> [SET EXERCISE]: Identify each line in the records below that contains the word "method", and copy it.

> [STORED RECORDS]:
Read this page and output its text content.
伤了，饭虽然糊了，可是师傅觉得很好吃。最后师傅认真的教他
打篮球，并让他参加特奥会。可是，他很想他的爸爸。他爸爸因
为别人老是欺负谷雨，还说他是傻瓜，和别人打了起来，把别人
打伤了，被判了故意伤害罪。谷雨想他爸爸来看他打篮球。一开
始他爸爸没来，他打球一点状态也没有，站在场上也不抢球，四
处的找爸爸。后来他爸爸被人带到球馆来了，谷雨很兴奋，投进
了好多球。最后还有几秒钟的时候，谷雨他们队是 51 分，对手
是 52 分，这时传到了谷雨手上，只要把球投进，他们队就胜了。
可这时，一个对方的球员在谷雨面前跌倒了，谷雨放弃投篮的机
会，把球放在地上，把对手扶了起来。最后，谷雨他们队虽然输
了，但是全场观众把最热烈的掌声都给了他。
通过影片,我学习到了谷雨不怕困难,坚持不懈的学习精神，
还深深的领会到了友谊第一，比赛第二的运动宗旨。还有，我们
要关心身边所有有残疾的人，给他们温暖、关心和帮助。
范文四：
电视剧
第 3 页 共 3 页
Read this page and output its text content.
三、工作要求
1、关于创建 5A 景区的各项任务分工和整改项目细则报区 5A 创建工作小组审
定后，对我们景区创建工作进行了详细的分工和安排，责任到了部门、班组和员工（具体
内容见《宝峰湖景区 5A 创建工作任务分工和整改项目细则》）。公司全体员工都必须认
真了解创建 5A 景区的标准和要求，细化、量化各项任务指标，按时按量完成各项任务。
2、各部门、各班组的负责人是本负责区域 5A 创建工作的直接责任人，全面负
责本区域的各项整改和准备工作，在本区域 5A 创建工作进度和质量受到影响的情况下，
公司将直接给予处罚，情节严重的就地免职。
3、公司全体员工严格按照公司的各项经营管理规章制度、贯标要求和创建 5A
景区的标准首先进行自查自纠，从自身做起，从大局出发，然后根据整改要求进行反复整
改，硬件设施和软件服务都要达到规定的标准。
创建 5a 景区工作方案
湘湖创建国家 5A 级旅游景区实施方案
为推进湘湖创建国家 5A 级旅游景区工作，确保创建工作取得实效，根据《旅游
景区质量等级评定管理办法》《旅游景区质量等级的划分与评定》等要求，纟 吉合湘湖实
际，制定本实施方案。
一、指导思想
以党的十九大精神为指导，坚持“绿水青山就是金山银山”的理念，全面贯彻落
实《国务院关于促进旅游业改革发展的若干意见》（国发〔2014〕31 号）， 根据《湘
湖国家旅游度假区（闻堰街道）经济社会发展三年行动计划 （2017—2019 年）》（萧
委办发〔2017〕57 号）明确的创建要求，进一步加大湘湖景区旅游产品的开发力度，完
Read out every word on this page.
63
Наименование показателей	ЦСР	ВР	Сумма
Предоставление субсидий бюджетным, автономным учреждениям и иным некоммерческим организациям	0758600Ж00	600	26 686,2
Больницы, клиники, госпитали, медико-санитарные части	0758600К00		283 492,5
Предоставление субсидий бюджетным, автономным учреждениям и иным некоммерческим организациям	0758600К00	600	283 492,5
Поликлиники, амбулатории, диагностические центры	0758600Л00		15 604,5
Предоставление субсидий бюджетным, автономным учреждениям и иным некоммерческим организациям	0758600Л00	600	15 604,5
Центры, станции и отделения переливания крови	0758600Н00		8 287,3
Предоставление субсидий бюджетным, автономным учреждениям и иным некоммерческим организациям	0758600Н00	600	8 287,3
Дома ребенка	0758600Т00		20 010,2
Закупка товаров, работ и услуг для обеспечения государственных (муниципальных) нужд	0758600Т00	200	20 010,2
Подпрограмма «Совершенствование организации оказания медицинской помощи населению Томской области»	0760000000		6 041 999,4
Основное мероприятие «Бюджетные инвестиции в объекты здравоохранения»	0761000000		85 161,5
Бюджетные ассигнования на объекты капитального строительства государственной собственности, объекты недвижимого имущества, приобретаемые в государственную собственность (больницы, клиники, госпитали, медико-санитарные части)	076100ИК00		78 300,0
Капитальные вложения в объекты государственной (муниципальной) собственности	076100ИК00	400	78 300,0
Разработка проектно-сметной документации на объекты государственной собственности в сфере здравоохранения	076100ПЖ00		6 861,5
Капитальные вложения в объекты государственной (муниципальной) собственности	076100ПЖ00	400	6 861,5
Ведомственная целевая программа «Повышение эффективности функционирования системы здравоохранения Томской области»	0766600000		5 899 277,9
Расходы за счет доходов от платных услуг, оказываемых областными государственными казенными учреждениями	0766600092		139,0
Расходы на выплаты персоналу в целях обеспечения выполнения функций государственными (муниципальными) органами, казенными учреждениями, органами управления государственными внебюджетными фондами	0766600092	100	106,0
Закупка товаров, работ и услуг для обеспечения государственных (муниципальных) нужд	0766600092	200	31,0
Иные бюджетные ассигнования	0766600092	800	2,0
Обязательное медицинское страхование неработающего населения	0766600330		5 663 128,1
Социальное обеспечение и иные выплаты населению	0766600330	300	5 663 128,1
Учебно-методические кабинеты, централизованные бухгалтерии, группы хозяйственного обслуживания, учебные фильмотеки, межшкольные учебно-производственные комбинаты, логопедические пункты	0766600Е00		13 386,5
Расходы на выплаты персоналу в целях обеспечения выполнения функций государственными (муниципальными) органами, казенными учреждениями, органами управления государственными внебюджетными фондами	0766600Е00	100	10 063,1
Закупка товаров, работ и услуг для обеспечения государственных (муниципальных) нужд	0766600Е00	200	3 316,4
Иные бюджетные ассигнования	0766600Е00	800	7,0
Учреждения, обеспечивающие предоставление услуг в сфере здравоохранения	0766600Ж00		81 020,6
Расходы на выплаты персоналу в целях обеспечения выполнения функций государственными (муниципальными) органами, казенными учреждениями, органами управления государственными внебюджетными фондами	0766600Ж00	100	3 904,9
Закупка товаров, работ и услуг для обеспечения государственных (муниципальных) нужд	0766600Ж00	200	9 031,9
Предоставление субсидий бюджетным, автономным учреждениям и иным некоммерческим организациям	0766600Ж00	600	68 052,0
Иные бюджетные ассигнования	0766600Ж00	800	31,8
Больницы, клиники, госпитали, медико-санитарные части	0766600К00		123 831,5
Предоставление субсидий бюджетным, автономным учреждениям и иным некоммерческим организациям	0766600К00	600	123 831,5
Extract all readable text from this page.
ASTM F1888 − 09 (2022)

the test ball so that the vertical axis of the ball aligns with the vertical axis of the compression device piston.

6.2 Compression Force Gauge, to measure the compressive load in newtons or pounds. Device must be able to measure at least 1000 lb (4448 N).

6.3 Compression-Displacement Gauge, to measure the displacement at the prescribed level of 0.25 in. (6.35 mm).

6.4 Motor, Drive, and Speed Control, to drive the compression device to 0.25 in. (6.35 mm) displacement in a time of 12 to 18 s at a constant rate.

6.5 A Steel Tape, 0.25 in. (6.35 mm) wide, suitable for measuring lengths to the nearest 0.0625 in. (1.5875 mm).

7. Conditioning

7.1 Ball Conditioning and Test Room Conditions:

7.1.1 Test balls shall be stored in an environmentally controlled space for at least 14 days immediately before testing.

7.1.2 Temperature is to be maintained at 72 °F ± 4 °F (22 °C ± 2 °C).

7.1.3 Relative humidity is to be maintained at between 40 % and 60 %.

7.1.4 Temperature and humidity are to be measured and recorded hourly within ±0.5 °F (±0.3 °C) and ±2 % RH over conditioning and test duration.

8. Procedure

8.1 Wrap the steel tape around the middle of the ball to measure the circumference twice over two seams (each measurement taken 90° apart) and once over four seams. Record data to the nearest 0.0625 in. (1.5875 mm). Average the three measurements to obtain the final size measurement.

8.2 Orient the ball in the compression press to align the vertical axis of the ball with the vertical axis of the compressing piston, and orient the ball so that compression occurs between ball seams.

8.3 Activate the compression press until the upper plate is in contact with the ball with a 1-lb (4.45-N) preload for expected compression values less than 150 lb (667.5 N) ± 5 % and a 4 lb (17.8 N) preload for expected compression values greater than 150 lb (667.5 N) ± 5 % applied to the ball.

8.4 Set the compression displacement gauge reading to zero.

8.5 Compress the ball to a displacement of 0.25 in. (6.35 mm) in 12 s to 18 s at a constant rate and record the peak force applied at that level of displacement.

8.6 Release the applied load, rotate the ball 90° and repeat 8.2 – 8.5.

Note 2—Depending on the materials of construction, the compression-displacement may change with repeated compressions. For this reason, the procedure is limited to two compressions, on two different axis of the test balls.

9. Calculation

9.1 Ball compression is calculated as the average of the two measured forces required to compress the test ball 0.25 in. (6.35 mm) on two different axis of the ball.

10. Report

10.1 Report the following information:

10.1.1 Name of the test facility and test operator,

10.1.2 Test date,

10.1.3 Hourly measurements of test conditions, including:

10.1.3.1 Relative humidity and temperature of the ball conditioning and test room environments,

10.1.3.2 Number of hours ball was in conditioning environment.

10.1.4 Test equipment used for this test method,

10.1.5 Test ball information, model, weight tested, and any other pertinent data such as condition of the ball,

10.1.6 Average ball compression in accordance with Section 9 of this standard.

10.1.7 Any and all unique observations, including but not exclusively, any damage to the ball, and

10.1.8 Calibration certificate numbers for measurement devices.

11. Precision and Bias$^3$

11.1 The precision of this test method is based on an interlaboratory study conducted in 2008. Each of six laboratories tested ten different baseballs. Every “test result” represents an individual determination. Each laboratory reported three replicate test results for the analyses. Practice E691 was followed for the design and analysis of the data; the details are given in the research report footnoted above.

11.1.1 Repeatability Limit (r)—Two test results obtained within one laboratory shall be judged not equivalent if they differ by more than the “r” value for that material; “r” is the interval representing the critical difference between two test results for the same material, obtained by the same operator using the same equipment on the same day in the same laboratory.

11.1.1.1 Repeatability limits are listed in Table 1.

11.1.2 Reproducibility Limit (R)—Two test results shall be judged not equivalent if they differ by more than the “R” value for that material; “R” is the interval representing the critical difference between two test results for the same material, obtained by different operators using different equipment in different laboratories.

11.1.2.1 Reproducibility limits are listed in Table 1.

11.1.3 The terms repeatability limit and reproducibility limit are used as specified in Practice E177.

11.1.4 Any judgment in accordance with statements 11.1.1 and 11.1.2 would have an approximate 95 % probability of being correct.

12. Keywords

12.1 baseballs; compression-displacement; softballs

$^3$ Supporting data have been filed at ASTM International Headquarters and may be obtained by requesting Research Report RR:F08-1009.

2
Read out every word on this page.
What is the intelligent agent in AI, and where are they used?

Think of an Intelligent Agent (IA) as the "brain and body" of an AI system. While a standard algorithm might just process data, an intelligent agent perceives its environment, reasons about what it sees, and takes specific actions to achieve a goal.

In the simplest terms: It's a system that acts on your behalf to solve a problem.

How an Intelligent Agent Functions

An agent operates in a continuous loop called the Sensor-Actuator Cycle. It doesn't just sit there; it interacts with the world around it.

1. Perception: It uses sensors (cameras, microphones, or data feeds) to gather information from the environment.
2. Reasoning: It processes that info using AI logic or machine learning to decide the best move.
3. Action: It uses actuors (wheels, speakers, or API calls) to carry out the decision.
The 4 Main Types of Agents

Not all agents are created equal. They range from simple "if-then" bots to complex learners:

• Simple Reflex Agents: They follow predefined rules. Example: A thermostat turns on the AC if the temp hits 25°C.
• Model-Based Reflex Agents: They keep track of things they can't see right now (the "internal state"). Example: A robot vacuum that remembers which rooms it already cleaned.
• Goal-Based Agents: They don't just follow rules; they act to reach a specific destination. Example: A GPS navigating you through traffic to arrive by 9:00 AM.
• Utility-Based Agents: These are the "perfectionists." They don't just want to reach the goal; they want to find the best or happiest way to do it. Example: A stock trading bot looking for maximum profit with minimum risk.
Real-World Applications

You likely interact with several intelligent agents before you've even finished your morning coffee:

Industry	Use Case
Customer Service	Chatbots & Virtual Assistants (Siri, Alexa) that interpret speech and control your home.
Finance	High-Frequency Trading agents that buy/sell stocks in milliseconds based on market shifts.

> [RESULT OF THIS TASK]:
10.1.4 Test equipment used for this test method,
11.1 The precision of this test method is based on an interlaboratory study conducted in 2008. Each of six laboratories tested ten different baseballs. Every “test result” represents an individual determination. Each laboratory reported three replicate test results for the analyses. Practice E691 was followed for the design and analysis of the data; the details are given in the research report footnoted above.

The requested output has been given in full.